───── SOURCE MATERIAL ─────
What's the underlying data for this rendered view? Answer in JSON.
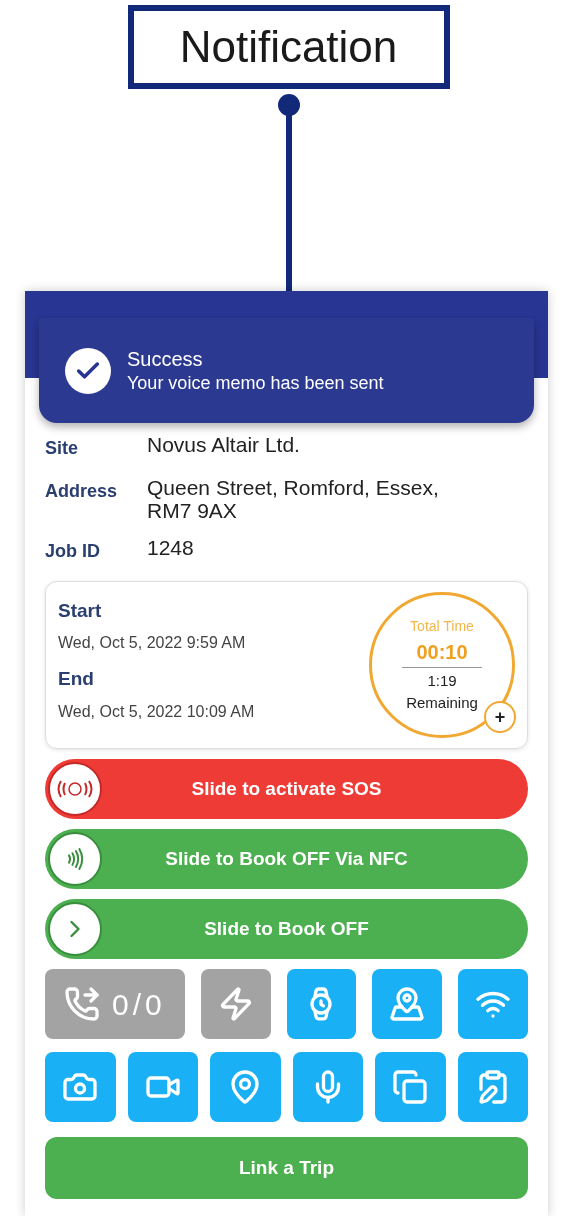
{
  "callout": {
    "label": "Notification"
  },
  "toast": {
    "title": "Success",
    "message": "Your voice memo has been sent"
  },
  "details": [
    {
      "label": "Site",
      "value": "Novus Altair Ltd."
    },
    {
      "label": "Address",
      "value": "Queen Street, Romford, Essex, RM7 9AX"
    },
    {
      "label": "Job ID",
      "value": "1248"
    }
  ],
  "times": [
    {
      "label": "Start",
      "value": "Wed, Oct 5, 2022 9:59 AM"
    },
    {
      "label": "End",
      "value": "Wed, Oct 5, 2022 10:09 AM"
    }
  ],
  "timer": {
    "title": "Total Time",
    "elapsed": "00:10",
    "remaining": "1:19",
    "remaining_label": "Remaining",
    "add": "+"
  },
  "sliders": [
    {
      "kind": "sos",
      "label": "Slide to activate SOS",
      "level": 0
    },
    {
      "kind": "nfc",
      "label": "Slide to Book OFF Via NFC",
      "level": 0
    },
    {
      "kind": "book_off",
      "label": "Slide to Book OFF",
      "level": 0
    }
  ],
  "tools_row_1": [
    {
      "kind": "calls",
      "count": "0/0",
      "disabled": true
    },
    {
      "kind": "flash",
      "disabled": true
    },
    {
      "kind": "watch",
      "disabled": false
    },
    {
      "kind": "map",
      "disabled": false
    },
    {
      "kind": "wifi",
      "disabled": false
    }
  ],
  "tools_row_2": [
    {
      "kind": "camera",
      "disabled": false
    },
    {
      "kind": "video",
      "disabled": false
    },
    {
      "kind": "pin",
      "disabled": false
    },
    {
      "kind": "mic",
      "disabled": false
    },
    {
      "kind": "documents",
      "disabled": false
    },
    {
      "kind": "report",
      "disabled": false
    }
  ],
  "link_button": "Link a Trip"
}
─────
**WORK REQUIRED**
Give back the whole listing as it stands, minus its pictures.

**RESPONSE TO THIS TASK**
What's the underlying data for this rendered view? Answer in JSON.
{
  "callout": {
    "label": "Notification"
  },
  "toast": {
    "title": "Success",
    "message": "Your voice memo has been sent"
  },
  "details": [
    {
      "label": "Site",
      "value": "Novus Altair Ltd."
    },
    {
      "label": "Address",
      "value": "Queen Street, Romford, Essex, RM7 9AX"
    },
    {
      "label": "Job ID",
      "value": "1248"
    }
  ],
  "times": [
    {
      "label": "Start",
      "value": "Wed, Oct 5, 2022 9:59 AM"
    },
    {
      "label": "End",
      "value": "Wed, Oct 5, 2022 10:09 AM"
    }
  ],
  "timer": {
    "title": "Total Time",
    "elapsed": "00:10",
    "remaining": "1:19",
    "remaining_label": "Remaining",
    "add": "+"
  },
  "sliders": [
    {
      "kind": "sos",
      "label": "Slide to activate SOS",
      "level": 0
    },
    {
      "kind": "nfc",
      "label": "Slide to Book OFF Via NFC",
      "level": 0
    },
    {
      "kind": "book_off",
      "label": "Slide to Book OFF",
      "level": 0
    }
  ],
  "tools_row_1": [
    {
      "kind": "calls",
      "count": "0/0",
      "disabled": true
    },
    {
      "kind": "flash",
      "disabled": true
    },
    {
      "kind": "watch",
      "disabled": false
    },
    {
      "kind": "map",
      "disabled": false
    },
    {
      "kind": "wifi",
      "disabled": false
    }
  ],
  "tools_row_2": [
    {
      "kind": "camera",
      "disabled": false
    },
    {
      "kind": "video",
      "disabled": false
    },
    {
      "kind": "pin",
      "disabled": false
    },
    {
      "kind": "mic",
      "disabled": false
    },
    {
      "kind": "documents",
      "disabled": false
    },
    {
      "kind": "report",
      "disabled": false
    }
  ],
  "link_button": "Link a Trip"
}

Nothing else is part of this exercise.